SHORT TASK.
Write every line of the material out exactly as shown.
━━━━━━━━━━━━━━━━
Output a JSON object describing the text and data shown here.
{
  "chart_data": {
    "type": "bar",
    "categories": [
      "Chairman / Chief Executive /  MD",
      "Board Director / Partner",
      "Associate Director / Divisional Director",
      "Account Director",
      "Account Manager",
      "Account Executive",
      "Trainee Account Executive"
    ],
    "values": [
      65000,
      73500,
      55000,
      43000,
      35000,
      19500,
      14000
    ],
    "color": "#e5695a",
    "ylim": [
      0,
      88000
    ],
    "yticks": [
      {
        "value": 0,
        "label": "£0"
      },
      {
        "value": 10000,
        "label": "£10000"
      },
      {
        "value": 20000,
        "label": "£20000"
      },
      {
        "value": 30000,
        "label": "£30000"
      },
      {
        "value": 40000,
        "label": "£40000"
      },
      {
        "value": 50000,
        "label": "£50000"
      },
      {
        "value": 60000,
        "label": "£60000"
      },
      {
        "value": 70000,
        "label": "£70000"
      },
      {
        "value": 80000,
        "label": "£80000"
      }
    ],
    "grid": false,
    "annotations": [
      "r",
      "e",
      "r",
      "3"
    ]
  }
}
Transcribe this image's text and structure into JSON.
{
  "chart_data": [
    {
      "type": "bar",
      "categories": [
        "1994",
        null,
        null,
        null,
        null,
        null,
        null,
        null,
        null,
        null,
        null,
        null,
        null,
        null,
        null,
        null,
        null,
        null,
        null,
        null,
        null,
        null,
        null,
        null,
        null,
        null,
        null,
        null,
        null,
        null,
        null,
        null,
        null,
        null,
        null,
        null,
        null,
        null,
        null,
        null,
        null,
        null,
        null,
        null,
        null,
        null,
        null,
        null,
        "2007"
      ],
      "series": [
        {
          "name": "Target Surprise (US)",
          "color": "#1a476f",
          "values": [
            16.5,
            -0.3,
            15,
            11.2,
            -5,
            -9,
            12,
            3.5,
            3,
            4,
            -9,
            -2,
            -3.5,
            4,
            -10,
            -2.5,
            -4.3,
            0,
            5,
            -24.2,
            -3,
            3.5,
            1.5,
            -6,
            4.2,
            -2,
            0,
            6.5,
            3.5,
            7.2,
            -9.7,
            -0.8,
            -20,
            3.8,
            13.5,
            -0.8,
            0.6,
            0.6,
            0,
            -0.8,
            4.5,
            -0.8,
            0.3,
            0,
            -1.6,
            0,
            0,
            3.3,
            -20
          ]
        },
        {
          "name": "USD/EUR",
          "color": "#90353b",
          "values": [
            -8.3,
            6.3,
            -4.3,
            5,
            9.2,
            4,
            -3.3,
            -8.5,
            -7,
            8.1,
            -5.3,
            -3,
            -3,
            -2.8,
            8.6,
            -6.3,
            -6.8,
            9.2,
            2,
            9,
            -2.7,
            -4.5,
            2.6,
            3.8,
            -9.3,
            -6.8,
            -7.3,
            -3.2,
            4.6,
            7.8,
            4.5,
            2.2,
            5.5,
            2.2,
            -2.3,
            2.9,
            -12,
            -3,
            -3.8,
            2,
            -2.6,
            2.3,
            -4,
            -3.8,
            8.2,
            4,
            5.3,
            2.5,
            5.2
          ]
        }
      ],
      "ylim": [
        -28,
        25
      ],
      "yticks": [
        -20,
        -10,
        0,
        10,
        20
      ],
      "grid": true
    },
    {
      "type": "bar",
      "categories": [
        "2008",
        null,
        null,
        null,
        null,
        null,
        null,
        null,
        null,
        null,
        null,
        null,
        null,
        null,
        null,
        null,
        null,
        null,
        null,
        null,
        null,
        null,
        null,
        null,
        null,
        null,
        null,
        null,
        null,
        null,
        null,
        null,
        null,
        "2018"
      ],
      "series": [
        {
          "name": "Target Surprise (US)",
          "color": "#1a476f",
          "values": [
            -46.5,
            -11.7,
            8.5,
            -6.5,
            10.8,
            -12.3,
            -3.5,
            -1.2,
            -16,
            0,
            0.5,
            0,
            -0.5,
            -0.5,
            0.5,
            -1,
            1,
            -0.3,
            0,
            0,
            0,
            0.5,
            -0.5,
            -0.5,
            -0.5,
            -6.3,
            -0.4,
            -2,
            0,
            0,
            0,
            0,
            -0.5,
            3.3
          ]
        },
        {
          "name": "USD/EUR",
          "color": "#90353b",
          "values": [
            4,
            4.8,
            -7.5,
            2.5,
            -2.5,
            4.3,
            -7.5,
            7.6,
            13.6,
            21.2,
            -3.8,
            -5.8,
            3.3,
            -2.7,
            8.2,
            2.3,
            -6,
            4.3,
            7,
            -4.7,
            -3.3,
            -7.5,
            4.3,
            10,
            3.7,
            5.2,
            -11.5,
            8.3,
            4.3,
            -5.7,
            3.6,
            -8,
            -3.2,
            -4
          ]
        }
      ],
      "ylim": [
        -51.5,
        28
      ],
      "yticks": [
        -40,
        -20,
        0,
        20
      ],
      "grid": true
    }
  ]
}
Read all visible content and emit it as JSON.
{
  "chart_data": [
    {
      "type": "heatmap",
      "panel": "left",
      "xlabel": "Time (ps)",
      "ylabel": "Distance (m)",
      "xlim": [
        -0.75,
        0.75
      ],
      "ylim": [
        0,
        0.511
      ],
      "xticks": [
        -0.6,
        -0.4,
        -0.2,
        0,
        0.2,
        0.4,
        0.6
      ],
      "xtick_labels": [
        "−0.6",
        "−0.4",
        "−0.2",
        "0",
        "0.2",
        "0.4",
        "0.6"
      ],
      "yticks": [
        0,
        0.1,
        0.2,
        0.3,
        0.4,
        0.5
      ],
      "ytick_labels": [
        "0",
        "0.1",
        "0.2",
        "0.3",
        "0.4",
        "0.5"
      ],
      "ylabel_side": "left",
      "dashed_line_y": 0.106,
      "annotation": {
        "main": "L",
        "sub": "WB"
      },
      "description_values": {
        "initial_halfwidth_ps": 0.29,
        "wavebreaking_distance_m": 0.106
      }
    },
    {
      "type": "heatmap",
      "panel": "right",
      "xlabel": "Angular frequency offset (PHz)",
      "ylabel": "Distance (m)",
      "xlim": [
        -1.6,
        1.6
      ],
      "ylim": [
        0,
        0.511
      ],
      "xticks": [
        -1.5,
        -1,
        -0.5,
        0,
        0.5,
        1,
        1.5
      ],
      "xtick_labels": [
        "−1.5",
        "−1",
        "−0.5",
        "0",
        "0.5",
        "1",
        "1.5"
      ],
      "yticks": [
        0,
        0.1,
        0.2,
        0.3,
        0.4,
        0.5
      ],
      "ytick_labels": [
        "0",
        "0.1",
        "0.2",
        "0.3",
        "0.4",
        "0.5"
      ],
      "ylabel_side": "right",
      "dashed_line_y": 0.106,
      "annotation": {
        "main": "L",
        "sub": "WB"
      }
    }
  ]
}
━━━━━━━━━━━━━━━━
SOLVED EXERCISE.
Output a JSON object describing the text and data shown here.
{
  "chart_data": {
    "type": "bar",
    "categories": [
      "Chairman / Chief Executive /  MD",
      "Board Director / Partner",
      "Associate Director / Divisional Director",
      "Account Director",
      "Account Manager",
      "Account Executive",
      "Trainee Account Executive"
    ],
    "values": [
      65000,
      73500,
      55000,
      43000,
      35000,
      19500,
      14000
    ],
    "color": "#e5695a",
    "ylim": [
      0,
      88000
    ],
    "yticks": [
      {
        "value": 0,
        "label": "£0"
      },
      {
        "value": 10000,
        "label": "£10000"
      },
      {
        "value": 20000,
        "label": "£20000"
      },
      {
        "value": 30000,
        "label": "£30000"
      },
      {
        "value": 40000,
        "label": "£40000"
      },
      {
        "value": 50000,
        "label": "£50000"
      },
      {
        "value": 60000,
        "label": "£60000"
      },
      {
        "value": 70000,
        "label": "£70000"
      },
      {
        "value": 80000,
        "label": "£80000"
      }
    ],
    "grid": false,
    "annotations": [
      "r",
      "e",
      "r",
      "3"
    ]
  }
}
Transcribe this image's text and structure into JSON.
{
  "chart_data": [
    {
      "type": "bar",
      "categories": [
        "1994",
        null,
        null,
        null,
        null,
        null,
        null,
        null,
        null,
        null,
        null,
        null,
        null,
        null,
        null,
        null,
        null,
        null,
        null,
        null,
        null,
        null,
        null,
        null,
        null,
        null,
        null,
        null,
        null,
        null,
        null,
        null,
        null,
        null,
        null,
        null,
        null,
        null,
        null,
        null,
        null,
        null,
        null,
        null,
        null,
        null,
        null,
        null,
        "2007"
      ],
      "series": [
        {
          "name": "Target Surprise (US)",
          "color": "#1a476f",
          "values": [
            16.5,
            -0.3,
            15,
            11.2,
            -5,
            -9,
            12,
            3.5,
            3,
            4,
            -9,
            -2,
            -3.5,
            4,
            -10,
            -2.5,
            -4.3,
            0,
            5,
            -24.2,
            -3,
            3.5,
            1.5,
            -6,
            4.2,
            -2,
            0,
            6.5,
            3.5,
            7.2,
            -9.7,
            -0.8,
            -20,
            3.8,
            13.5,
            -0.8,
            0.6,
            0.6,
            0,
            -0.8,
            4.5,
            -0.8,
            0.3,
            0,
            -1.6,
            0,
            0,
            3.3,
            -20
          ]
        },
        {
          "name": "USD/EUR",
          "color": "#90353b",
          "values": [
            -8.3,
            6.3,
            -4.3,
            5,
            9.2,
            4,
            -3.3,
            -8.5,
            -7,
            8.1,
            -5.3,
            -3,
            -3,
            -2.8,
            8.6,
            -6.3,
            -6.8,
            9.2,
            2,
            9,
            -2.7,
            -4.5,
            2.6,
            3.8,
            -9.3,
            -6.8,
            -7.3,
            -3.2,
            4.6,
            7.8,
            4.5,
            2.2,
            5.5,
            2.2,
            -2.3,
            2.9,
            -12,
            -3,
            -3.8,
            2,
            -2.6,
            2.3,
            -4,
            -3.8,
            8.2,
            4,
            5.3,
            2.5,
            5.2
          ]
        }
      ],
      "ylim": [
        -28,
        25
      ],
      "yticks": [
        -20,
        -10,
        0,
        10,
        20
      ],
      "grid": true
    },
    {
      "type": "bar",
      "categories": [
        "2008",
        null,
        null,
        null,
        null,
        null,
        null,
        null,
        null,
        null,
        null,
        null,
        null,
        null,
        null,
        null,
        null,
        null,
        null,
        null,
        null,
        null,
        null,
        null,
        null,
        null,
        null,
        null,
        null,
        null,
        null,
        null,
        null,
        "2018"
      ],
      "series": [
        {
          "name": "Target Surprise (US)",
          "color": "#1a476f",
          "values": [
            -46.5,
            -11.7,
            8.5,
            -6.5,
            10.8,
            -12.3,
            -3.5,
            -1.2,
            -16,
            0,
            0.5,
            0,
            -0.5,
            -0.5,
            0.5,
            -1,
            1,
            -0.3,
            0,
            0,
            0,
            0.5,
            -0.5,
            -0.5,
            -0.5,
            -6.3,
            -0.4,
            -2,
            0,
            0,
            0,
            0,
            -0.5,
            3.3
          ]
        },
        {
          "name": "USD/EUR",
          "color": "#90353b",
          "values": [
            4,
            4.8,
            -7.5,
            2.5,
            -2.5,
            4.3,
            -7.5,
            7.6,
            13.6,
            21.2,
            -3.8,
            -5.8,
            3.3,
            -2.7,
            8.2,
            2.3,
            -6,
            4.3,
            7,
            -4.7,
            -3.3,
            -7.5,
            4.3,
            10,
            3.7,
            5.2,
            -11.5,
            8.3,
            4.3,
            -5.7,
            3.6,
            -8,
            -3.2,
            -4
          ]
        }
      ],
      "ylim": [
        -51.5,
        28
      ],
      "yticks": [
        -40,
        -20,
        0,
        20
      ],
      "grid": true
    }
  ]
}
Read all visible content and emit it as JSON.
{
  "chart_data": [
    {
      "type": "heatmap",
      "panel": "left",
      "xlabel": "Time (ps)",
      "ylabel": "Distance (m)",
      "xlim": [
        -0.75,
        0.75
      ],
      "ylim": [
        0,
        0.511
      ],
      "xticks": [
        -0.6,
        -0.4,
        -0.2,
        0,
        0.2,
        0.4,
        0.6
      ],
      "xtick_labels": [
        "−0.6",
        "−0.4",
        "−0.2",
        "0",
        "0.2",
        "0.4",
        "0.6"
      ],
      "yticks": [
        0,
        0.1,
        0.2,
        0.3,
        0.4,
        0.5
      ],
      "ytick_labels": [
        "0",
        "0.1",
        "0.2",
        "0.3",
        "0.4",
        "0.5"
      ],
      "ylabel_side": "left",
      "dashed_line_y": 0.106,
      "annotation": {
        "main": "L",
        "sub": "WB"
      },
      "description_values": {
        "initial_halfwidth_ps": 0.29,
        "wavebreaking_distance_m": 0.106
      }
    },
    {
      "type": "heatmap",
      "panel": "right",
      "xlabel": "Angular frequency offset (PHz)",
      "ylabel": "Distance (m)",
      "xlim": [
        -1.6,
        1.6
      ],
      "ylim": [
        0,
        0.511
      ],
      "xticks": [
        -1.5,
        -1,
        -0.5,
        0,
        0.5,
        1,
        1.5
      ],
      "xtick_labels": [
        "−1.5",
        "−1",
        "−0.5",
        "0",
        "0.5",
        "1",
        "1.5"
      ],
      "yticks": [
        0,
        0.1,
        0.2,
        0.3,
        0.4,
        0.5
      ],
      "ytick_labels": [
        "0",
        "0.1",
        "0.2",
        "0.3",
        "0.4",
        "0.5"
      ],
      "ylabel_side": "right",
      "dashed_line_y": 0.106,
      "annotation": {
        "main": "L",
        "sub": "WB"
      }
    }
  ]
}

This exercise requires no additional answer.